[MATERIAL FOR THE TASK]
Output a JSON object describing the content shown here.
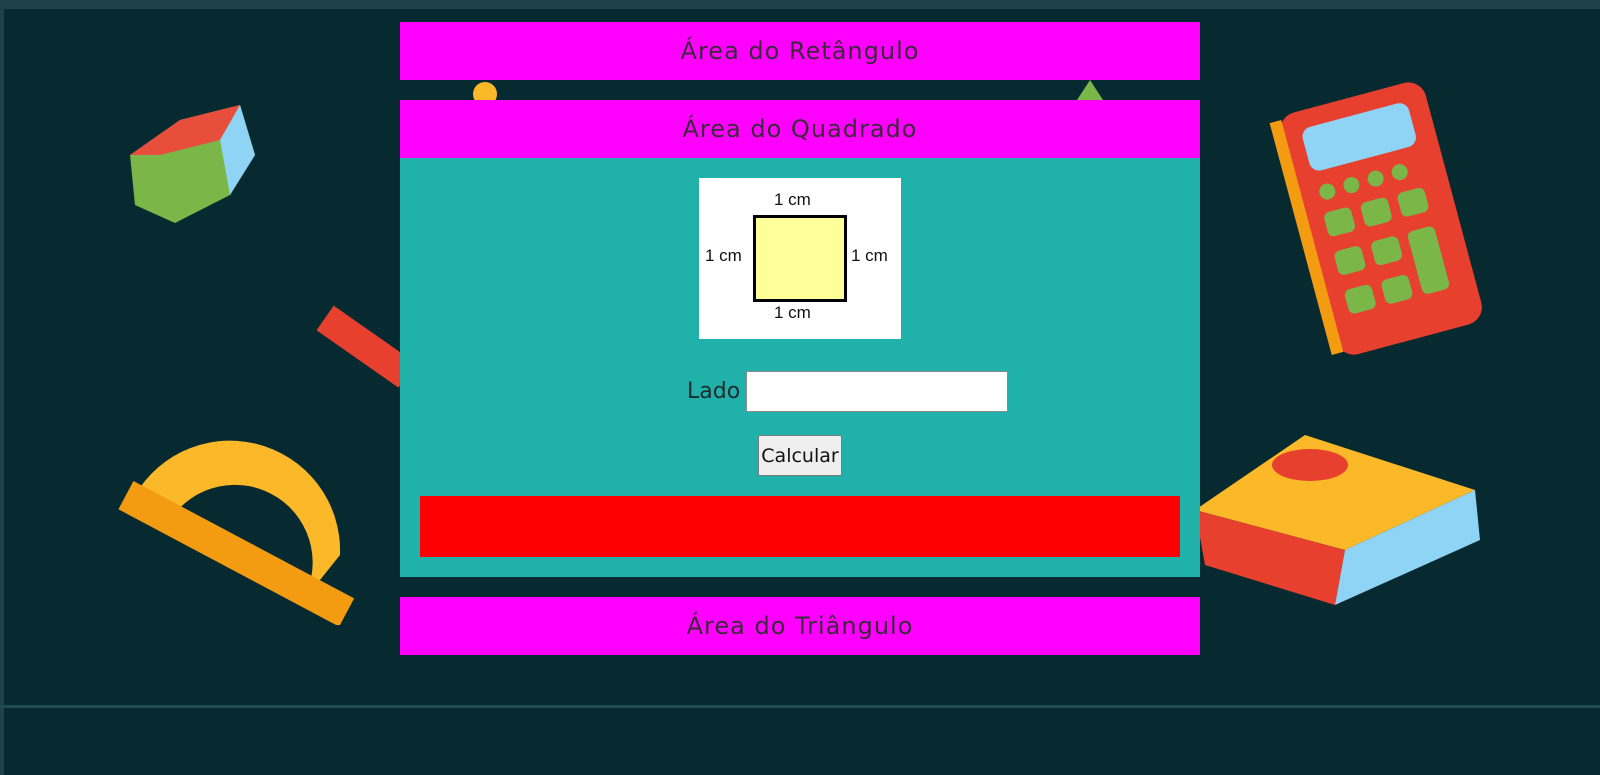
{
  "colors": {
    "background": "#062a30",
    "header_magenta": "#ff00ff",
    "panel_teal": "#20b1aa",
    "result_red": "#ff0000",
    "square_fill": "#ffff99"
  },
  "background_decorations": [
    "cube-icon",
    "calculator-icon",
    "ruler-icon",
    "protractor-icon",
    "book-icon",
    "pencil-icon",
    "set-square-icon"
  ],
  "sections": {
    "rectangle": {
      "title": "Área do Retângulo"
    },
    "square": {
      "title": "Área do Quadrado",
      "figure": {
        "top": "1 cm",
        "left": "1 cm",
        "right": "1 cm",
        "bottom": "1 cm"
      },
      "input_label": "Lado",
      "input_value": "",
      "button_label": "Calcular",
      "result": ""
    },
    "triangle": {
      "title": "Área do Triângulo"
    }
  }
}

[TASK PROMPT] Using the material above, copy every line in which the string "Área" occurs.

[THE SOLUTION]
      "title": "Área do Retângulo"
      "title": "Área do Quadrado",
      "title": "Área do Triângulo"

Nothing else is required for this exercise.